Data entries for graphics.
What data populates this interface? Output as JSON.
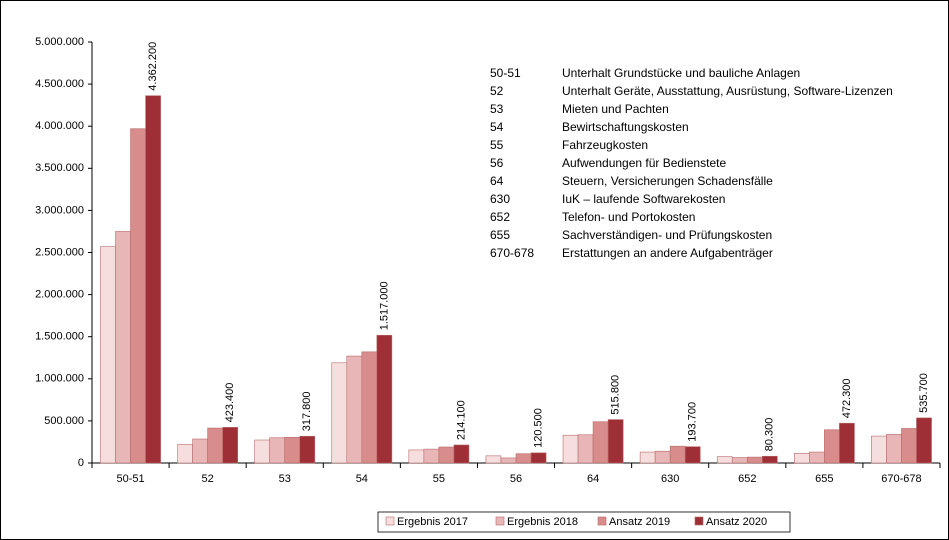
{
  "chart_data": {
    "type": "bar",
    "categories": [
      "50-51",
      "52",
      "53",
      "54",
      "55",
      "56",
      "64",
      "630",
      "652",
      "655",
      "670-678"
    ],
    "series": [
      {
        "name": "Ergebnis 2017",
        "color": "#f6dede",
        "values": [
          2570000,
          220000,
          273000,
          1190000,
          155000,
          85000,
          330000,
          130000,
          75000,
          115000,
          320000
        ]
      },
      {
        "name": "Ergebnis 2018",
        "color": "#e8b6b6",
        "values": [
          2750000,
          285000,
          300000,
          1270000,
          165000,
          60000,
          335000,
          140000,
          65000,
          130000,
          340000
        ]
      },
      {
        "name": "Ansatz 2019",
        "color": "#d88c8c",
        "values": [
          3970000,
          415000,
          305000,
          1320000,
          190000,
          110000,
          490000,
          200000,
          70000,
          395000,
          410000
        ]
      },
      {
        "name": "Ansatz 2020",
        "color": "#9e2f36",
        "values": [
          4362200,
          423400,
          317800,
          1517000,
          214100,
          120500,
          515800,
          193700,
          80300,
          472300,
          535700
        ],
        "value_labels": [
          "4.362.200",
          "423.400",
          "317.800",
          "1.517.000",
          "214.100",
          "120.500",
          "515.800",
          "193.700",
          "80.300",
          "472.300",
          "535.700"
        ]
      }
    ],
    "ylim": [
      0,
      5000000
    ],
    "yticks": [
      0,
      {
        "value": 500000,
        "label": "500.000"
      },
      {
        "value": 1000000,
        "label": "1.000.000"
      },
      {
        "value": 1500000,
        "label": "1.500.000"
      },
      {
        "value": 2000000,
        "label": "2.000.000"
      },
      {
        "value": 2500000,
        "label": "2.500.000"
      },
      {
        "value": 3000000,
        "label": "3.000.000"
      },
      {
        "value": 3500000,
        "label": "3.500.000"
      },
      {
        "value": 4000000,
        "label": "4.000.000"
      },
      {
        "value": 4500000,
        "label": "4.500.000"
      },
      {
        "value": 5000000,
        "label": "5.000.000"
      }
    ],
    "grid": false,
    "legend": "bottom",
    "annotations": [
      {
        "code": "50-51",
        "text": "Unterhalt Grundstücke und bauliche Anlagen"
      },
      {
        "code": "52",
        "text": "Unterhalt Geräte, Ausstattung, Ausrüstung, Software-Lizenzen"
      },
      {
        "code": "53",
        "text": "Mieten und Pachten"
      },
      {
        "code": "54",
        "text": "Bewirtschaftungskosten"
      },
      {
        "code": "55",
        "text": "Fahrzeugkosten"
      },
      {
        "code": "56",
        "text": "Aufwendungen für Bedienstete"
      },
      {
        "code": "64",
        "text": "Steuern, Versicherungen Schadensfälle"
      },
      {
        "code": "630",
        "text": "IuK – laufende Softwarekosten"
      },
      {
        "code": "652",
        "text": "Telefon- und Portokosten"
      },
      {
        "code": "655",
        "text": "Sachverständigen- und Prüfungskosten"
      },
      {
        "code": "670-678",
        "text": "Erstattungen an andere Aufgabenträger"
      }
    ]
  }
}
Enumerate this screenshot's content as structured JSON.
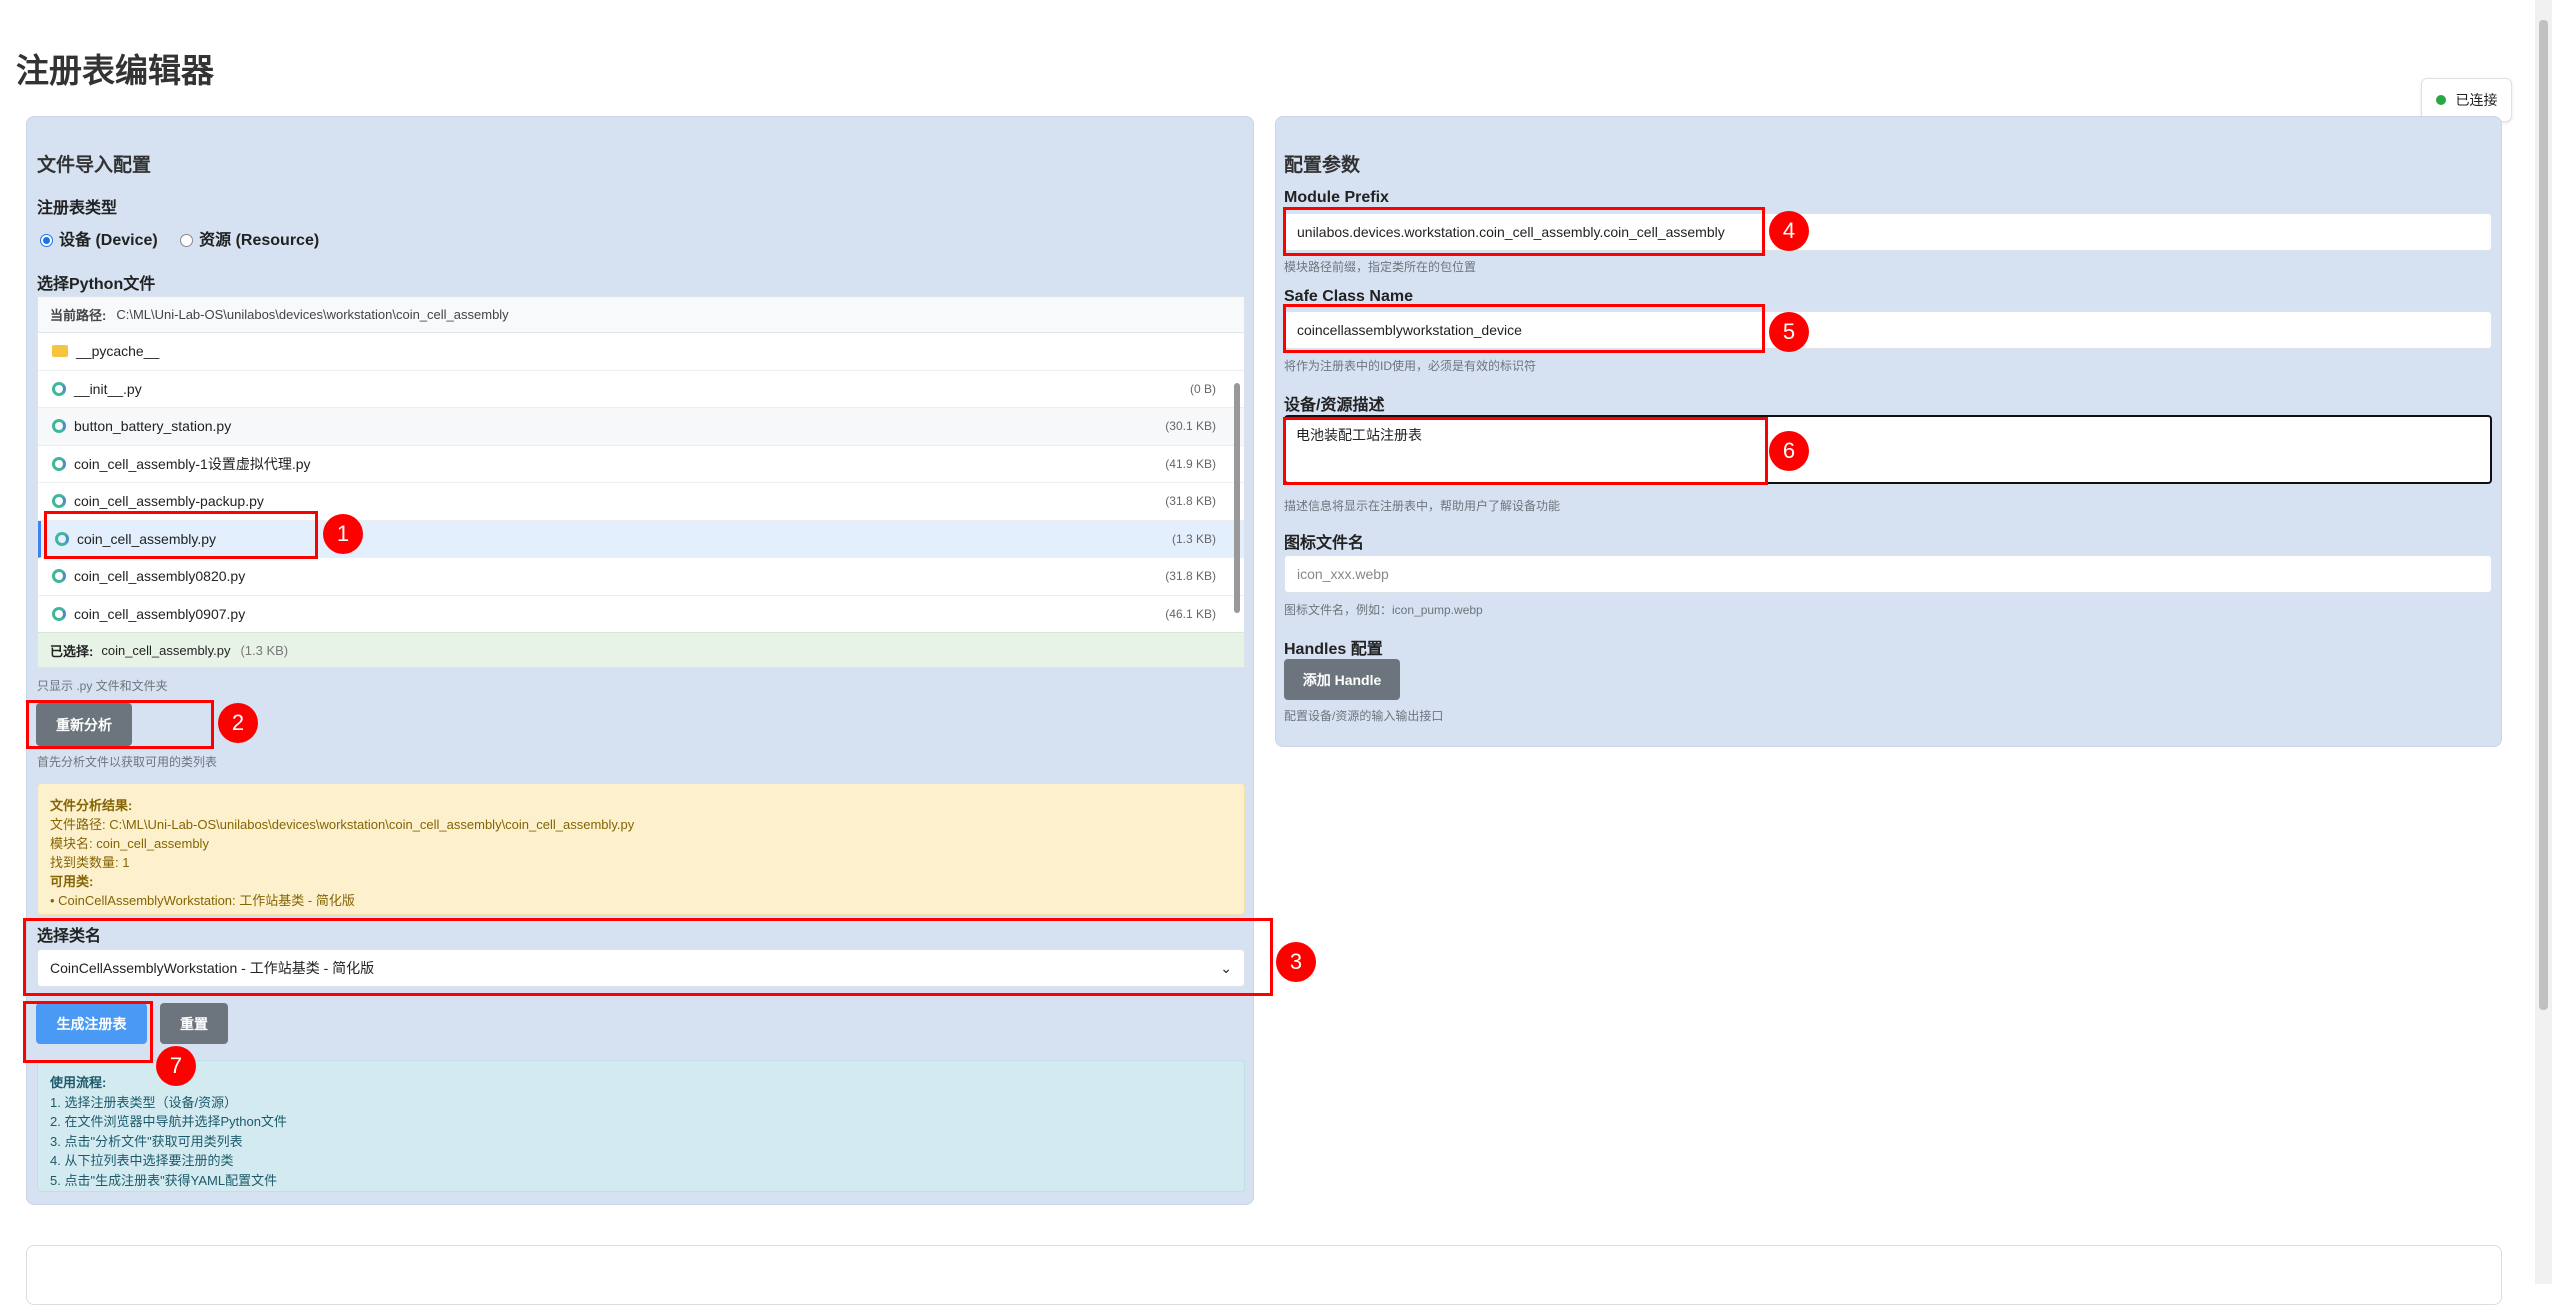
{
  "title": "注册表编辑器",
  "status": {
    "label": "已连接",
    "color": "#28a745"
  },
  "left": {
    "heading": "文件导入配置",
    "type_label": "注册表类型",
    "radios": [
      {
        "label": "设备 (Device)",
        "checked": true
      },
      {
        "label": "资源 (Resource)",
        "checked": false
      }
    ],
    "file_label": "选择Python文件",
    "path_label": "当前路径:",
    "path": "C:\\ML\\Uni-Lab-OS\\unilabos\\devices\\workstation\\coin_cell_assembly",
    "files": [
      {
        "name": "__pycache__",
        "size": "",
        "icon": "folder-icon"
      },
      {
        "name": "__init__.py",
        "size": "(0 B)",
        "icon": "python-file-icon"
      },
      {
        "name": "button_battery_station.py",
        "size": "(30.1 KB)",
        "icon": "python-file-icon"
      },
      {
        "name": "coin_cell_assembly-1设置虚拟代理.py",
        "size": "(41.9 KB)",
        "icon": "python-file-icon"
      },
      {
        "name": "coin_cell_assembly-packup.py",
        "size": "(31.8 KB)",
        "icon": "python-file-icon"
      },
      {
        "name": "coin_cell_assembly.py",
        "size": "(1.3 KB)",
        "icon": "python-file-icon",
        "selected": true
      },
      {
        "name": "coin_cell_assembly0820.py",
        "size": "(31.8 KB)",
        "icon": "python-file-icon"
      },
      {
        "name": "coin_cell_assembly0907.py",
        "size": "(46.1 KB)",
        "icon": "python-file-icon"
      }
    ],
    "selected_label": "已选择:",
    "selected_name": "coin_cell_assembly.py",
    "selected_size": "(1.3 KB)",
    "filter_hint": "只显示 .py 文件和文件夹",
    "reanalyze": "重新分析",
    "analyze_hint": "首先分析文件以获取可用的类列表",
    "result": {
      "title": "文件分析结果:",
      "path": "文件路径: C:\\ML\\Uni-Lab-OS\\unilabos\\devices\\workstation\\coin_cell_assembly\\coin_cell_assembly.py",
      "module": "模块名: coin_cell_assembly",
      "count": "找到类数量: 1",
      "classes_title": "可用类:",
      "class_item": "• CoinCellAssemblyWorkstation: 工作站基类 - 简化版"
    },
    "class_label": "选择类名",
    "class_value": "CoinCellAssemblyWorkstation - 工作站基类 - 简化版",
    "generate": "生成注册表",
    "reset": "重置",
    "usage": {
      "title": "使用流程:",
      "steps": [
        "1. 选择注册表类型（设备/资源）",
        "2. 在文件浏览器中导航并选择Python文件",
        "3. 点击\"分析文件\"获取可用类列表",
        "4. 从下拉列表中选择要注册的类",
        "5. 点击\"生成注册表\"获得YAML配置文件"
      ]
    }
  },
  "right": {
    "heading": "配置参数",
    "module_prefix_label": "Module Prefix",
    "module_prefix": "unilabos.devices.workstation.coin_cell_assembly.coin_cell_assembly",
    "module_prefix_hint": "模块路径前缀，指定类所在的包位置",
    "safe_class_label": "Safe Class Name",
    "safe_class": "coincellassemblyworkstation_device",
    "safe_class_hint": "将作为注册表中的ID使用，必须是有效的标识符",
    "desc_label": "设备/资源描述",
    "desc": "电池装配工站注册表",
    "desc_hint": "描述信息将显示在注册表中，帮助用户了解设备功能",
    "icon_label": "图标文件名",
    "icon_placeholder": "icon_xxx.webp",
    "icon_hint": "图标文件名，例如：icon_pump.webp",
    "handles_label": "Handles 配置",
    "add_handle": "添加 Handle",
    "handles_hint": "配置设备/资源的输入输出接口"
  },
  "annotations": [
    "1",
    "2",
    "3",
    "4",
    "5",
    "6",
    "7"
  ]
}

* * *

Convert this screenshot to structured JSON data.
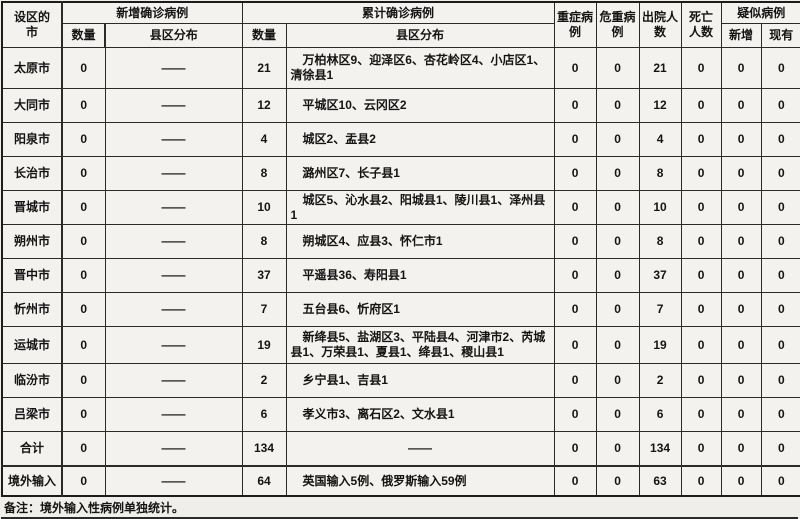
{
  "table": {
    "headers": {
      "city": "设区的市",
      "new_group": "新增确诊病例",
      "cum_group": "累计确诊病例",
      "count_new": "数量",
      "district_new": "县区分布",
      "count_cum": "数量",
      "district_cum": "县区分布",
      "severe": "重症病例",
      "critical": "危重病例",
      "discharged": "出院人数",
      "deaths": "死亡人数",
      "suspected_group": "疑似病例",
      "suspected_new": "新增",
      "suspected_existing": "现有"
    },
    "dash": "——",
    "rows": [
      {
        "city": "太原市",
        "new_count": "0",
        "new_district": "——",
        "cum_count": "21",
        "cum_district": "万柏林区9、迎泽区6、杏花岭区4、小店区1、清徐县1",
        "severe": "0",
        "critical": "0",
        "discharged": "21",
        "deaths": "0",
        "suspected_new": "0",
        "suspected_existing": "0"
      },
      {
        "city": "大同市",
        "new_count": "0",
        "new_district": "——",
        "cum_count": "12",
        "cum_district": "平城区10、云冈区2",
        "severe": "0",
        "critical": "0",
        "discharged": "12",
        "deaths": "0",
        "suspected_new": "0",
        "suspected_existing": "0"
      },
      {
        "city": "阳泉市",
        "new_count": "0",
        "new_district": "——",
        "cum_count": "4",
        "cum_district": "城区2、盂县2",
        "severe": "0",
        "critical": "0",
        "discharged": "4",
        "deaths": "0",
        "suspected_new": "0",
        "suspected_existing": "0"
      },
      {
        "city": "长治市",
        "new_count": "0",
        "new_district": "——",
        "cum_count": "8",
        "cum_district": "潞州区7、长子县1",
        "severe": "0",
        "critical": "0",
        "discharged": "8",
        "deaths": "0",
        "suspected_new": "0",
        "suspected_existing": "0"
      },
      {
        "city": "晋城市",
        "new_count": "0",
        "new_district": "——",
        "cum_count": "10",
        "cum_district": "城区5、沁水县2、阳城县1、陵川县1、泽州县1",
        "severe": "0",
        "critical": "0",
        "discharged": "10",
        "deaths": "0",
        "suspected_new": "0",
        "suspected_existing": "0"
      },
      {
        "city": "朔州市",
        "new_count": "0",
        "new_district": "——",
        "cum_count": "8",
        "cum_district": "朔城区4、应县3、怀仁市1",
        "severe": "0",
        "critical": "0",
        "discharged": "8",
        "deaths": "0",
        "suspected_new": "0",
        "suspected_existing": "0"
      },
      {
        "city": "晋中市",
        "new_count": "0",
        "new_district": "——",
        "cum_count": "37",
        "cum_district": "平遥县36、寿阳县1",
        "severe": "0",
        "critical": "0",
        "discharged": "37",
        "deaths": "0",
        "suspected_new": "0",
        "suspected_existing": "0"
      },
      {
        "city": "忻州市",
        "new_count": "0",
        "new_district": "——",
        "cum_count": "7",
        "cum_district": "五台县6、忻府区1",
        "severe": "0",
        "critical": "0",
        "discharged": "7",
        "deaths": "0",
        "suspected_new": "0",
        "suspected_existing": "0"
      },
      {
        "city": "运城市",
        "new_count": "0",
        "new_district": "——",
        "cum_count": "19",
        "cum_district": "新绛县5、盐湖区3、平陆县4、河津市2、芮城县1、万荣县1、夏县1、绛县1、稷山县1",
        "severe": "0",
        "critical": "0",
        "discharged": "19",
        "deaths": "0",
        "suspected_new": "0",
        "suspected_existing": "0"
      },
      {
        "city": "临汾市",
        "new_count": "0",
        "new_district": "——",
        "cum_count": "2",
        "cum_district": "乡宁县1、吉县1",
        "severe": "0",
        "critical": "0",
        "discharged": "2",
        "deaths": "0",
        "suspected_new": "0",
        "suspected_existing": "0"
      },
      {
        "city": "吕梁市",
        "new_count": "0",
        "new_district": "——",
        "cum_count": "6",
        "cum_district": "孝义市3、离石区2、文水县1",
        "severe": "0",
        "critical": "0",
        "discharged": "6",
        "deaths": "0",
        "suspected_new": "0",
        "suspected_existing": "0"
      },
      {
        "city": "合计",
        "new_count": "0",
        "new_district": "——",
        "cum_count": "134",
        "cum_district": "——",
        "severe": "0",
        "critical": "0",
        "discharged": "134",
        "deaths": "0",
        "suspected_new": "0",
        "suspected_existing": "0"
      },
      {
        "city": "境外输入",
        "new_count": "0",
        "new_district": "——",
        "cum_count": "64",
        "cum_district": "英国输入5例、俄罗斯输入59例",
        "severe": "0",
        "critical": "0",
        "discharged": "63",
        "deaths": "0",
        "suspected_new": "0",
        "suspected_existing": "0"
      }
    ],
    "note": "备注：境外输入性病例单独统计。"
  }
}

TASK REQUIREMENTS. Show all lines from the records above where the word "this" occurs.

FINAL ANSWER.
What data populates this interface? Output as JSON.
Enumerate this screenshot's content as structured JSON.
Convert this screenshot to structured JSON data.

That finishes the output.